## Questions à traiter
1. Traduisez en anglais cette phrase du texte sur la protection juridique des majeurs : « Certains aidants gèrent aussi les finances de leur proche, sans qu’aucun statut ne leur soit reconnu. »
2. Dans le texte sur la protection juridique des majeurs, recopiez le passage qui va de « Près de 800 » jusqu’à « sont présentés aujourd’hui. » inclus, en remplaçant « observatoire » par « baromètre ».

## Texte de l’exercice
Près de 800 000 personnes majeures sont placées sous mesure de protection juridique en France, car elles ne sont plus en mesure de défendre leurs intérêts notamment financiers pour cause de handicap, accident, maladie ou vieillesse. Plus de la moitié (483 000) sont prises en charge par des mandataires judiciaires à la protection des majeurs (MJPM), les autres étant accompagnées par leurs familles par le biais de différents types de protections curatelle, tutelle, sauvegarde de justice, habilitation familiale. Certains aidants gèrent aussi les finances de leur proche, sans qu’aucun statut ne leur soit reconnu. Dans ce contexte, le Groupe APICIL a lancé en 2019 un observatoire portant sur la gestion des finances et du patrimoine des personnes dépendantes, en partenariat avec le groupe BVA, dont les résultats de la troisième édition sont présentés aujourd’hui.

(Entrées de données enregistrées)

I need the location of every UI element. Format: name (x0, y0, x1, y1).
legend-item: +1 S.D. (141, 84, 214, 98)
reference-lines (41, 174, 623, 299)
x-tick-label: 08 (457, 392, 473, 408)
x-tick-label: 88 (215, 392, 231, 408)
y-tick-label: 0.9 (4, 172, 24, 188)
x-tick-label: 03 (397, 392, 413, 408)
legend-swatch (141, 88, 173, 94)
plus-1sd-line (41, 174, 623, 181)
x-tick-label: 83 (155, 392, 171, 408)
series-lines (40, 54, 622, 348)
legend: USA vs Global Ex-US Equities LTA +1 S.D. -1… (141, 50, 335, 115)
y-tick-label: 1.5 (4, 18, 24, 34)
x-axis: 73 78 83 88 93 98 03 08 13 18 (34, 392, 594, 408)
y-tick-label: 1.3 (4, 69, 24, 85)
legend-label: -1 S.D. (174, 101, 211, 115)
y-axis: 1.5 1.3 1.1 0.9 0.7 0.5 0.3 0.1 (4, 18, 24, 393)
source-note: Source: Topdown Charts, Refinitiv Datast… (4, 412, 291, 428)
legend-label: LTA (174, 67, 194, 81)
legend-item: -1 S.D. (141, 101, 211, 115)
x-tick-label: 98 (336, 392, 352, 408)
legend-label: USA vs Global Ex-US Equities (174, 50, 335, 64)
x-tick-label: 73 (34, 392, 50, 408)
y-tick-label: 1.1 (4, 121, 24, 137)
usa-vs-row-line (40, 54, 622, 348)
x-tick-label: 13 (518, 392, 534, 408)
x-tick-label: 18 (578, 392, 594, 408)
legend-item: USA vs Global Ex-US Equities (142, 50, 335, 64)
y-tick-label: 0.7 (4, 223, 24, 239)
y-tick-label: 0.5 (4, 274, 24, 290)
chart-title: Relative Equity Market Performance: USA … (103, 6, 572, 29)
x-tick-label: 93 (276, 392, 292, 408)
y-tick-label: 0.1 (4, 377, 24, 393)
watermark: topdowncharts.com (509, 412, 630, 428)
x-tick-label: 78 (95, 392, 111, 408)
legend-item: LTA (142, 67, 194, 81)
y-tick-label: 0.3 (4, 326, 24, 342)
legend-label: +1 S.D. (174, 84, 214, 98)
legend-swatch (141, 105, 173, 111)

## Corrigé des exercices
1. Some caregivers also manage their loved one's finances without being granted any recognized status.

2.
Près de 800 000 personnes majeures sont placées sous mesure de protection juridique en France, car elles ne sont plus en mesure de défendre leurs intérêts notamment financiers pour cause de handicap, accident, maladie ou vieillesse. Plus de la moitié (483 000) sont prises en charge par des mandataires judiciaires à la protection des majeurs (MJPM), les autres étant accompagnées par leurs familles par le biais de différents types de protections curatelle, tutelle, sauvegarde de justice, habilitation familiale. Certains aidants gèrent aussi les finances de leur proche, sans qu’aucun statut ne leur soit reconnu. Dans ce contexte, le Groupe APICIL a lancé en 2019 un baromètre portant sur la gestion des finances et du patrimoine des personnes dépendantes, en partenariat avec le groupe BVA, dont les résultats de la troisième édition sont présentés aujourd’hui.